* _OBJECTIVE_
Your task is to repeat all of the data exactly while excluding the pictures.

* _MATERIAL FOR THE TASK_
"""

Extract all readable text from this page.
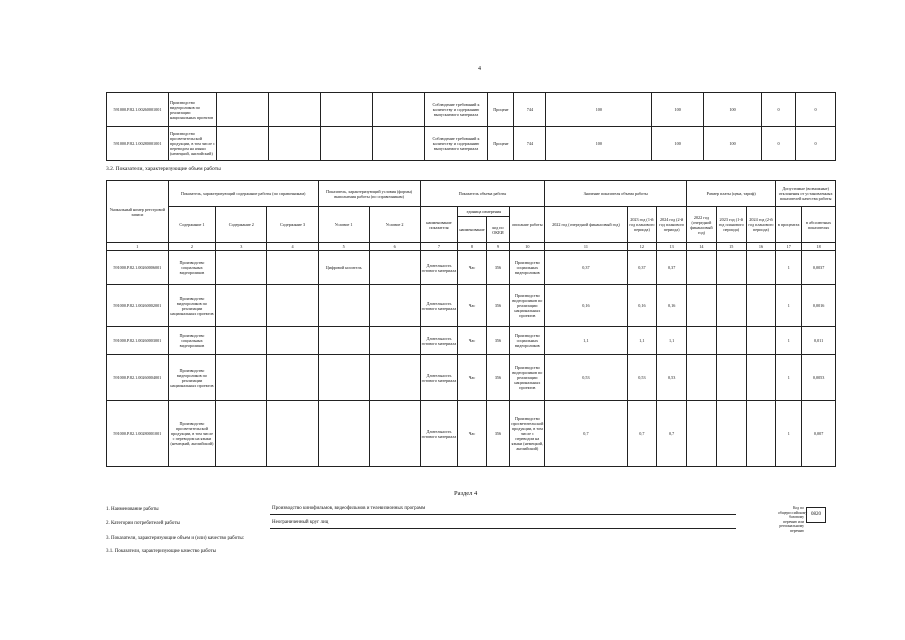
4
591000.Р.82.1.00260001001	Производство видеороликов по реализации национальных проектов					Соблюдение требований к количеству и содержанию выпускаемого материала	Процент	744	100	100	100	0	0
591000.Р.82.1.00280001001	Производство просветительской продукции, в том числе с переводом на языки (немецкий, английский)					Соблюдение требований к количеству и содержанию выпускаемого материала	Процент	744	100	100	100	0	0
3.2. Показатели, характеризующие объем работы
Уникальный номер реестровой записи	Показатель, характеризующий содержание работы (по справочникам)			Показатель, характеризующий условия (формы) выполнения работы (по справочникам)		Показатель объема работы				Значение показателя объема работы			Размер платы (цена, тариф)			Допустимые (возможные) отклонения от установленных показателей качества работы	
	Содержание 1	Содержание 2	Содержание 3	Условие 1	Условие 2	наименование показателя	единица измерения		описание работы	2022 год (очередной финансовый год)	2023 год (1-й год планового периода)	2024 год (2-й год планового периода)	2022 год (очередной финансовый год)	2023 год (1-й год планового периода)	2024 год (2-й год планового периода)	в процентах	в абсолютных показателях
							наименование	код по ОКЕИ									
1	2	3	4	5	6	7	8	9	10	11	12	13	14	15	16	17	18
591000.Р.82.1.00260006001	Производство социальных видеороликов			Цифровой носитель		Длительность готового материала	Час	356	Производство социальных видеороликов	0,37	0,37	0,37				1	0,0037
591000.Р.82.1.00260002001	Производство видеороликов по реализации национальных проектов					Длительность готового материала	Час	356	Производство видеороликов по реализации национальных проектов	0,16	0,16	0,16				1	0,0016
591000.Р.82.1.00260003001	Производство социальных видеороликов					Длительность готового материала	Час	356	Производство социальных видеороликов	1,1	1,1	1,1				1	0,011
591000.Р.82.1.00260004001	Производство видеороликов по реализации национальных проектов					Длительность готового материала	Час	356	Производство видеороликов по реализации национальных проектов	0,53	0,53	0,53				1	0,0053
591000.Р.82.1.00280001001	Производство просветительской продукции, в том числе с переводом на языки (немецкий, английский)					Длительность готового материала	Час	356	Производство просветительской продукции, в том числе с переводом на языки (немецкий, английский)	0,7	0,7	0,7				1	0,007
Раздел 4
1. Наименование работы	Производство кинофильмов, видеофильмов и телевизионных программ
2. Категории потребителей работы	Неограниченный круг лиц
3. Показатели, характеризующие объем и (или) качество работы:
3.1. Показатели, характеризующие качество работы
Код по общероссийскому базовому перечню или региональному перечню
0820
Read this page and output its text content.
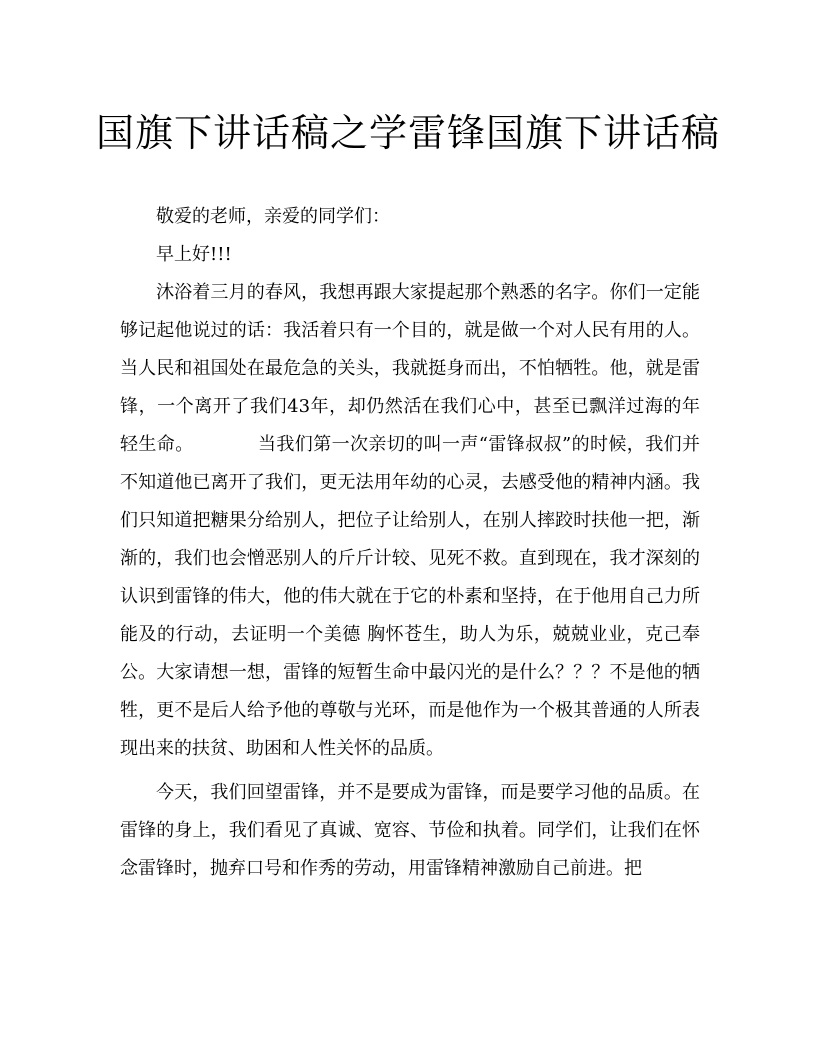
国旗下讲话稿之学雷锋国旗下讲话稿

敬爱的老师，亲爱的同学们：

早上好!!!

沐浴着三月的春风，我想再跟大家提起那个熟悉的名字。你们一定能够记起他说过的话：我活着只有一个目的，就是做一个对人民有用的人。当人民和祖国处在最危急的关头，我就挺身而出，不怕牺牲。他，就是雷锋，一个离开了我们43年，却仍然活在我们心中，甚至已飘洋过海的年轻生命。	当我们第一次亲切的叫一声“雷锋叔叔”的时候，我们并不知道他已离开了我们，更无法用年幼的心灵，去感受他的精神内涵。我们只知道把糖果分给别人，把位子让给别人，在别人摔跤时扶他一把，渐渐的，我们也会憎恶别人的斤斤计较、见死不救。直到现在，我才深刻的认识到雷锋的伟大，他的伟大就在于它的朴素和坚持，在于他用自己力所能及的行动，去证明一个美德 胸怀苍生，助人为乐，兢兢业业，克己奉公。大家请想一想，雷锋的短暂生命中最闪光的是什么？？？不是他的牺牲，更不是后人给予他的尊敬与光环，而是他作为一个极其普通的人所表现出来的扶贫、助困和人性关怀的品质。

今天，我们回望雷锋，并不是要成为雷锋，而是要学习他的品质。在雷锋的身上，我们看见了真诚、宽容、节俭和执着。同学们，让我们在怀念雷锋时，抛弃口号和作秀的劳动，用雷锋精神激励自己前进。把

"""

* _FINISHED EXERCISE_
Extract all readable text from this page.
4
591000.Р.82.1.00260001001	Производство видеороликов по реализации национальных проектов					Соблюдение требований к количеству и содержанию выпускаемого материала	Процент	744	100	100	100	0	0
591000.Р.82.1.00280001001	Производство просветительской продукции, в том числе с переводом на языки (немецкий, английский)					Соблюдение требований к количеству и содержанию выпускаемого материала	Процент	744	100	100	100	0	0
3.2. Показатели, характеризующие объем работы
Уникальный номер реестровой записи	Показатель, характеризующий содержание работы (по справочникам)			Показатель, характеризующий условия (формы) выполнения работы (по справочникам)		Показатель объема работы				Значение показателя объема работы			Размер платы (цена, тариф)			Допустимые (возможные) отклонения от установленных показателей качества работы	
	Содержание 1	Содержание 2	Содержание 3	Условие 1	Условие 2	наименование показателя	единица измерения		описание работы	2022 год (очередной финансовый год)	2023 год (1-й год планового периода)	2024 год (2-й год планового периода)	2022 год (очередной финансовый год)	2023 год (1-й год планового периода)	2024 год (2-й год планового периода)	в процентах	в абсолютных показателях
							наименование	код по ОКЕИ									
1	2	3	4	5	6	7	8	9	10	11	12	13	14	15	16	17	18
591000.Р.82.1.00260006001	Производство социальных видеороликов			Цифровой носитель		Длительность готового материала	Час	356	Производство социальных видеороликов	0,37	0,37	0,37				1	0,0037
591000.Р.82.1.00260002001	Производство видеороликов по реализации национальных проектов					Длительность готового материала	Час	356	Производство видеороликов по реализации национальных проектов	0,16	0,16	0,16				1	0,0016
591000.Р.82.1.00260003001	Производство социальных видеороликов					Длительность готового материала	Час	356	Производство социальных видеороликов	1,1	1,1	1,1				1	0,011
591000.Р.82.1.00260004001	Производство видеороликов по реализации национальных проектов					Длительность готового материала	Час	356	Производство видеороликов по реализации национальных проектов	0,53	0,53	0,53				1	0,0053
591000.Р.82.1.00280001001	Производство просветительской продукции, в том числе с переводом на языки (немецкий, английский)					Длительность готового материала	Час	356	Производство просветительской продукции, в том числе с переводом на языки (немецкий, английский)	0,7	0,7	0,7				1	0,007
Раздел 4
1. Наименование работы	Производство кинофильмов, видеофильмов и телевизионных программ
2. Категории потребителей работы	Неограниченный круг лиц
3. Показатели, характеризующие объем и (или) качество работы:
3.1. Показатели, характеризующие качество работы
Код по общероссийскому базовому перечню или региональному перечню
0820
Read this page and output its text content.
国旗下讲话稿之学雷锋国旗下讲话稿

敬爱的老师，亲爱的同学们：

早上好!!!

沐浴着三月的春风，我想再跟大家提起那个熟悉的名字。你们一定能够记起他说过的话：我活着只有一个目的，就是做一个对人民有用的人。当人民和祖国处在最危急的关头，我就挺身而出，不怕牺牲。他，就是雷锋，一个离开了我们43年，却仍然活在我们心中，甚至已飘洋过海的年轻生命。	当我们第一次亲切的叫一声“雷锋叔叔”的时候，我们并不知道他已离开了我们，更无法用年幼的心灵，去感受他的精神内涵。我们只知道把糖果分给别人，把位子让给别人，在别人摔跤时扶他一把，渐渐的，我们也会憎恶别人的斤斤计较、见死不救。直到现在，我才深刻的认识到雷锋的伟大，他的伟大就在于它的朴素和坚持，在于他用自己力所能及的行动，去证明一个美德 胸怀苍生，助人为乐，兢兢业业，克己奉公。大家请想一想，雷锋的短暂生命中最闪光的是什么？？？不是他的牺牲，更不是后人给予他的尊敬与光环，而是他作为一个极其普通的人所表现出来的扶贫、助困和人性关怀的品质。

今天，我们回望雷锋，并不是要成为雷锋，而是要学习他的品质。在雷锋的身上，我们看见了真诚、宽容、节俭和执着。同学们，让我们在怀念雷锋时，抛弃口号和作秀的劳动，用雷锋精神激励自己前进。把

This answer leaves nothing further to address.